Your objective → Please write out every item below again, character for character.

Saved data entries
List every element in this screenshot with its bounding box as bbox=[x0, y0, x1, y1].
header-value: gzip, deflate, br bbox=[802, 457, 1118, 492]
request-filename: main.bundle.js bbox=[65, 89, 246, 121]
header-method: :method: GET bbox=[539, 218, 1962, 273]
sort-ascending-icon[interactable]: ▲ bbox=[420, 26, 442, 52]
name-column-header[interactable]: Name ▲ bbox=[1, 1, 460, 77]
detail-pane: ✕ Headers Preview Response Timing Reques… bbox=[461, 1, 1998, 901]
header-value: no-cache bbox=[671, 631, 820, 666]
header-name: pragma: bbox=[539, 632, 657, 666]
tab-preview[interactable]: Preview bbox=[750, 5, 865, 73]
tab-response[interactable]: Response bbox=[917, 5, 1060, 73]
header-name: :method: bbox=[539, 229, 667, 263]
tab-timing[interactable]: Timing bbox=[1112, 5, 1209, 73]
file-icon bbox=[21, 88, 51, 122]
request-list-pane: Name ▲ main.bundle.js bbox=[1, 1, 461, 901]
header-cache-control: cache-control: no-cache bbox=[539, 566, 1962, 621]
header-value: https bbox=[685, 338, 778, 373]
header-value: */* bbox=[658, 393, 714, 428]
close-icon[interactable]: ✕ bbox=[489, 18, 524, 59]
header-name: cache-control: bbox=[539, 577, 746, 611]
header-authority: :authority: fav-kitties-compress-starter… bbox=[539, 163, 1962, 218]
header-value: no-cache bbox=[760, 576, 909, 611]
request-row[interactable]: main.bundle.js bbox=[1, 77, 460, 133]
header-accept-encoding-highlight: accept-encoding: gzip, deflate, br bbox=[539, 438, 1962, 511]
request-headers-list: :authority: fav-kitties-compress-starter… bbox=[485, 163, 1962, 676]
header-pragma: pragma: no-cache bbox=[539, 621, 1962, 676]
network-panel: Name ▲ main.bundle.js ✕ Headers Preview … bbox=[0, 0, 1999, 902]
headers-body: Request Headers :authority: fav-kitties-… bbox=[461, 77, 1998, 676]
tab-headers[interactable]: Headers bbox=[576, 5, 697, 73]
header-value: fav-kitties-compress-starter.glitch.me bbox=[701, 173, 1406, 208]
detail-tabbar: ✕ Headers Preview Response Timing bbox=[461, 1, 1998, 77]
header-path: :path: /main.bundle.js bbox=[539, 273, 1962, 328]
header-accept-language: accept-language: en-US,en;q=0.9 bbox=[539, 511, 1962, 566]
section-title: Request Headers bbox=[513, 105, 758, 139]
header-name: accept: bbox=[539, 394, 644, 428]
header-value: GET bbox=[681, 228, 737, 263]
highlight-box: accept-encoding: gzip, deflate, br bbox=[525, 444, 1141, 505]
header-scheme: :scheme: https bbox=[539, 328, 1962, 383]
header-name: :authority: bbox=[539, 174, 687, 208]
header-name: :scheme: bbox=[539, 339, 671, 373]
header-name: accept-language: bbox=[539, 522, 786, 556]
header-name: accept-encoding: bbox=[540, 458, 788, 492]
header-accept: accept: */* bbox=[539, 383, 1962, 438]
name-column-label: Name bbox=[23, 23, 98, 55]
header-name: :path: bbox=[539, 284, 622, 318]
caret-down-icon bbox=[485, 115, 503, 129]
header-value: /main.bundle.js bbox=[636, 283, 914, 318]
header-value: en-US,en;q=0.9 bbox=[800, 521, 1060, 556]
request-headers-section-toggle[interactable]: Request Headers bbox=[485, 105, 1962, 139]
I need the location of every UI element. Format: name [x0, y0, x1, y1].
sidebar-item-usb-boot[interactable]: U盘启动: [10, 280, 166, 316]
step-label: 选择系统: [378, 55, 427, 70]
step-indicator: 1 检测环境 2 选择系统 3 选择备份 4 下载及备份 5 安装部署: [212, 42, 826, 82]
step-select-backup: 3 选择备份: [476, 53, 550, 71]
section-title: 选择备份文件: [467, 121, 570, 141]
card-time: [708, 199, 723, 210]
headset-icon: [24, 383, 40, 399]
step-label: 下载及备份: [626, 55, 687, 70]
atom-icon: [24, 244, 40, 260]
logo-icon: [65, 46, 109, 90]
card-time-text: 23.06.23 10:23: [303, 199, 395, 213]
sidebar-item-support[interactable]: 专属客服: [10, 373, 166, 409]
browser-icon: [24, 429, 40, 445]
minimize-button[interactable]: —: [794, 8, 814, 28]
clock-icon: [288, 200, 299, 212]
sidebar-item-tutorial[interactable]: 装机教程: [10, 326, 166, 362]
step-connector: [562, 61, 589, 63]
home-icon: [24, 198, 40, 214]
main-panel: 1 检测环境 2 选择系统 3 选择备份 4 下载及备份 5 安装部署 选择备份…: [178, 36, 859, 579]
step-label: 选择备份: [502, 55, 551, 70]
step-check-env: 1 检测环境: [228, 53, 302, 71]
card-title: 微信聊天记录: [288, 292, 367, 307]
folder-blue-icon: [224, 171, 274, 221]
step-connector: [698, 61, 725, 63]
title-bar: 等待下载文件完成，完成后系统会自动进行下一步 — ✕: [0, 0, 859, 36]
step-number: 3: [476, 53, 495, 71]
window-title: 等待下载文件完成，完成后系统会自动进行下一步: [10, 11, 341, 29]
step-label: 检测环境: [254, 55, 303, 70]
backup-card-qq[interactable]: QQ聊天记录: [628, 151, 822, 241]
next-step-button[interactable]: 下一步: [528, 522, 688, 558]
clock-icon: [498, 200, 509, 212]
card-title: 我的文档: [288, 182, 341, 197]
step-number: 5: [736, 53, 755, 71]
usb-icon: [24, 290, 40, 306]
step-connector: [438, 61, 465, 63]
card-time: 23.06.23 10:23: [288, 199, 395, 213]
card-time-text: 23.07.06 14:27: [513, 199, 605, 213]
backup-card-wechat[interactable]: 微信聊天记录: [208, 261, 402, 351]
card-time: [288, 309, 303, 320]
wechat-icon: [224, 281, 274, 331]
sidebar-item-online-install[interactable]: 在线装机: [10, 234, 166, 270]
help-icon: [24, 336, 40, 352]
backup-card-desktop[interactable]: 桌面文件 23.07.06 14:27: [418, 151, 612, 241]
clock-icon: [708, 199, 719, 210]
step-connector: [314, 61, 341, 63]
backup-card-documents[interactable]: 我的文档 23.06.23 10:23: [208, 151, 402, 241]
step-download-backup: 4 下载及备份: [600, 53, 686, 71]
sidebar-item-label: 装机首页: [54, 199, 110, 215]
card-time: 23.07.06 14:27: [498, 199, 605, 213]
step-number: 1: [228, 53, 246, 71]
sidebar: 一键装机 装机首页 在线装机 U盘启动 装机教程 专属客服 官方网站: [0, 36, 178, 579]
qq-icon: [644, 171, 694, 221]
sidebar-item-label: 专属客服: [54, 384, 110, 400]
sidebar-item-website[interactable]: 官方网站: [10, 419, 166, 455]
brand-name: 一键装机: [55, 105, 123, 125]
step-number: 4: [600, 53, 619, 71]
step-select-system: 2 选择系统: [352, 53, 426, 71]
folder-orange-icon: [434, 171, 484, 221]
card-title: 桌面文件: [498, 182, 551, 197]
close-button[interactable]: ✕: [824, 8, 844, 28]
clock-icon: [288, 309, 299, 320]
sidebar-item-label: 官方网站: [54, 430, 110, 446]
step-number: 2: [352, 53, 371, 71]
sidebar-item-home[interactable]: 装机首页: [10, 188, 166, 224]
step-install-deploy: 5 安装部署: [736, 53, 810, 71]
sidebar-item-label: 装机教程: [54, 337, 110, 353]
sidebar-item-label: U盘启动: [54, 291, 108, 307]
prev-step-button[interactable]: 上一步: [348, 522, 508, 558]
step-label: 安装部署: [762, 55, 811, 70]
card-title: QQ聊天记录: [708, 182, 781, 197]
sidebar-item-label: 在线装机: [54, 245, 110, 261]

Finished exercise →
List every element in this screenshot with its bounding box as bbox=[x0, y0, x1, y1].
header-value: gzip, deflate, br bbox=[802, 457, 1118, 492]
request-filename: main.bundle.js bbox=[65, 89, 246, 121]
header-method: :method: GET bbox=[539, 218, 1962, 273]
sort-ascending-icon[interactable]: ▲ bbox=[420, 26, 442, 52]
name-column-header[interactable]: Name ▲ bbox=[1, 1, 460, 77]
detail-pane: ✕ Headers Preview Response Timing Reques… bbox=[461, 1, 1998, 901]
header-value: no-cache bbox=[671, 631, 820, 666]
header-name: pragma: bbox=[539, 632, 657, 666]
tab-preview[interactable]: Preview bbox=[750, 5, 865, 73]
tab-response[interactable]: Response bbox=[917, 5, 1060, 73]
header-name: :method: bbox=[539, 229, 667, 263]
tab-timing[interactable]: Timing bbox=[1112, 5, 1209, 73]
file-icon bbox=[21, 88, 51, 122]
request-list-pane: Name ▲ main.bundle.js bbox=[1, 1, 461, 901]
header-cache-control: cache-control: no-cache bbox=[539, 566, 1962, 621]
header-value: https bbox=[685, 338, 778, 373]
header-value: */* bbox=[658, 393, 714, 428]
close-icon[interactable]: ✕ bbox=[489, 18, 524, 59]
header-name: cache-control: bbox=[539, 577, 746, 611]
header-authority: :authority: fav-kitties-compress-starter… bbox=[539, 163, 1962, 218]
header-value: no-cache bbox=[760, 576, 909, 611]
request-row[interactable]: main.bundle.js bbox=[1, 77, 460, 133]
header-accept-encoding-highlight: accept-encoding: gzip, deflate, br bbox=[539, 438, 1962, 511]
request-headers-list: :authority: fav-kitties-compress-starter… bbox=[485, 163, 1962, 676]
header-pragma: pragma: no-cache bbox=[539, 621, 1962, 676]
network-panel: Name ▲ main.bundle.js ✕ Headers Preview … bbox=[0, 0, 1999, 902]
headers-body: Request Headers :authority: fav-kitties-… bbox=[461, 77, 1998, 676]
tab-headers[interactable]: Headers bbox=[576, 5, 697, 73]
header-value: fav-kitties-compress-starter.glitch.me bbox=[701, 173, 1406, 208]
detail-tabbar: ✕ Headers Preview Response Timing bbox=[461, 1, 1998, 77]
header-path: :path: /main.bundle.js bbox=[539, 273, 1962, 328]
header-accept-language: accept-language: en-US,en;q=0.9 bbox=[539, 511, 1962, 566]
section-title: Request Headers bbox=[513, 105, 758, 139]
header-name: accept: bbox=[539, 394, 644, 428]
header-value: GET bbox=[681, 228, 737, 263]
highlight-box: accept-encoding: gzip, deflate, br bbox=[525, 444, 1141, 505]
header-scheme: :scheme: https bbox=[539, 328, 1962, 383]
header-name: :authority: bbox=[539, 174, 687, 208]
header-name: :scheme: bbox=[539, 339, 671, 373]
header-name: accept-language: bbox=[539, 522, 786, 556]
header-name: accept-encoding: bbox=[540, 458, 788, 492]
header-accept: accept: */* bbox=[539, 383, 1962, 438]
name-column-label: Name bbox=[23, 23, 98, 55]
header-name: :path: bbox=[539, 284, 622, 318]
caret-down-icon bbox=[485, 115, 503, 129]
header-value: /main.bundle.js bbox=[636, 283, 914, 318]
header-value: en-US,en;q=0.9 bbox=[800, 521, 1060, 556]
request-headers-section-toggle[interactable]: Request Headers bbox=[485, 105, 1962, 139]
I need the location of every UI element. Format: name [x0, y0, x1, y1].
sidebar-item-usb-boot[interactable]: U盘启动: [10, 280, 166, 316]
step-label: 选择系统: [378, 55, 427, 70]
step-indicator: 1 检测环境 2 选择系统 3 选择备份 4 下载及备份 5 安装部署: [212, 42, 826, 82]
step-select-backup: 3 选择备份: [476, 53, 550, 71]
section-title: 选择备份文件: [467, 121, 570, 141]
card-time: [708, 199, 723, 210]
headset-icon: [24, 383, 40, 399]
step-label: 下载及备份: [626, 55, 687, 70]
atom-icon: [24, 244, 40, 260]
logo-icon: [65, 46, 109, 90]
card-time-text: 23.06.23 10:23: [303, 199, 395, 213]
sidebar-item-support[interactable]: 专属客服: [10, 373, 166, 409]
browser-icon: [24, 429, 40, 445]
minimize-button[interactable]: —: [794, 8, 814, 28]
clock-icon: [288, 200, 299, 212]
sidebar-item-tutorial[interactable]: 装机教程: [10, 326, 166, 362]
step-connector: [562, 61, 589, 63]
home-icon: [24, 198, 40, 214]
main-panel: 1 检测环境 2 选择系统 3 选择备份 4 下载及备份 5 安装部署 选择备份…: [178, 36, 859, 579]
step-label: 选择备份: [502, 55, 551, 70]
step-check-env: 1 检测环境: [228, 53, 302, 71]
card-title: 微信聊天记录: [288, 292, 367, 307]
folder-blue-icon: [224, 171, 274, 221]
step-connector: [698, 61, 725, 63]
title-bar: 等待下载文件完成，完成后系统会自动进行下一步 — ✕: [0, 0, 859, 36]
step-number: 3: [476, 53, 495, 71]
window-title: 等待下载文件完成，完成后系统会自动进行下一步: [10, 11, 341, 29]
step-label: 检测环境: [254, 55, 303, 70]
backup-card-qq[interactable]: QQ聊天记录: [628, 151, 822, 241]
next-step-button[interactable]: 下一步: [528, 522, 688, 558]
clock-icon: [498, 200, 509, 212]
card-title: 我的文档: [288, 182, 341, 197]
step-number: 5: [736, 53, 755, 71]
usb-icon: [24, 290, 40, 306]
step-connector: [438, 61, 465, 63]
card-time: 23.06.23 10:23: [288, 199, 395, 213]
card-time-text: 23.07.06 14:27: [513, 199, 605, 213]
backup-card-wechat[interactable]: 微信聊天记录: [208, 261, 402, 351]
card-time: [288, 309, 303, 320]
wechat-icon: [224, 281, 274, 331]
sidebar-item-online-install[interactable]: 在线装机: [10, 234, 166, 270]
help-icon: [24, 336, 40, 352]
backup-card-desktop[interactable]: 桌面文件 23.07.06 14:27: [418, 151, 612, 241]
clock-icon: [708, 199, 719, 210]
step-connector: [314, 61, 341, 63]
backup-card-documents[interactable]: 我的文档 23.06.23 10:23: [208, 151, 402, 241]
step-download-backup: 4 下载及备份: [600, 53, 686, 71]
sidebar-item-label: 装机首页: [54, 199, 110, 215]
card-time: 23.07.06 14:27: [498, 199, 605, 213]
step-number: 1: [228, 53, 246, 71]
sidebar: 一键装机 装机首页 在线装机 U盘启动 装机教程 专属客服 官方网站: [0, 36, 178, 579]
qq-icon: [644, 171, 694, 221]
sidebar-item-label: 专属客服: [54, 384, 110, 400]
sidebar-item-website[interactable]: 官方网站: [10, 419, 166, 455]
brand-name: 一键装机: [55, 105, 123, 125]
step-number: 4: [600, 53, 619, 71]
step-select-system: 2 选择系统: [352, 53, 426, 71]
folder-orange-icon: [434, 171, 484, 221]
card-title: 桌面文件: [498, 182, 551, 197]
close-button[interactable]: ✕: [824, 8, 844, 28]
clock-icon: [288, 309, 299, 320]
sidebar-item-label: 官方网站: [54, 430, 110, 446]
step-number: 2: [352, 53, 371, 71]
sidebar-item-home[interactable]: 装机首页: [10, 188, 166, 224]
step-install-deploy: 5 安装部署: [736, 53, 810, 71]
sidebar-item-label: 装机教程: [54, 337, 110, 353]
sidebar-item-label: U盘启动: [54, 291, 108, 307]
prev-step-button[interactable]: 上一步: [348, 522, 508, 558]
step-label: 安装部署: [762, 55, 811, 70]
card-title: QQ聊天记录: [708, 182, 781, 197]
sidebar-item-label: 在线装机: [54, 245, 110, 261]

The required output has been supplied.